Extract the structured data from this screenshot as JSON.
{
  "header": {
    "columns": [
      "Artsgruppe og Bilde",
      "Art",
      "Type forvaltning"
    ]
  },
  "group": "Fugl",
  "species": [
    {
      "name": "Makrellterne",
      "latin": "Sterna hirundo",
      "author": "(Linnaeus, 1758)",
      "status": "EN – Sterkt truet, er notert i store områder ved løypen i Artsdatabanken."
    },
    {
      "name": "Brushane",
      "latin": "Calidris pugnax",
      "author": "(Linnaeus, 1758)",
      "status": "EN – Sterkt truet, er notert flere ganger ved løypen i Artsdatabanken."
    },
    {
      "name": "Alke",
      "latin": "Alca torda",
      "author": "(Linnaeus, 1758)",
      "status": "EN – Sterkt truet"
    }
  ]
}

============

#### Stated goal:
Repeat all of the records above exactly as they appear.

#### Solution to this exercise:
Extract the structured data from this screenshot as JSON.
{
  "header": {
    "columns": [
      "Artsgruppe og Bilde",
      "Art",
      "Type forvaltning"
    ]
  },
  "group": "Fugl",
  "species": [
    {
      "name": "Makrellterne",
      "latin": "Sterna hirundo",
      "author": "(Linnaeus, 1758)",
      "status": "EN – Sterkt truet, er notert i store områder ved løypen i Artsdatabanken."
    },
    {
      "name": "Brushane",
      "latin": "Calidris pugnax",
      "author": "(Linnaeus, 1758)",
      "status": "EN – Sterkt truet, er notert flere ganger ved løypen i Artsdatabanken."
    },
    {
      "name": "Alke",
      "latin": "Alca torda",
      "author": "(Linnaeus, 1758)",
      "status": "EN – Sterkt truet"
    }
  ]
}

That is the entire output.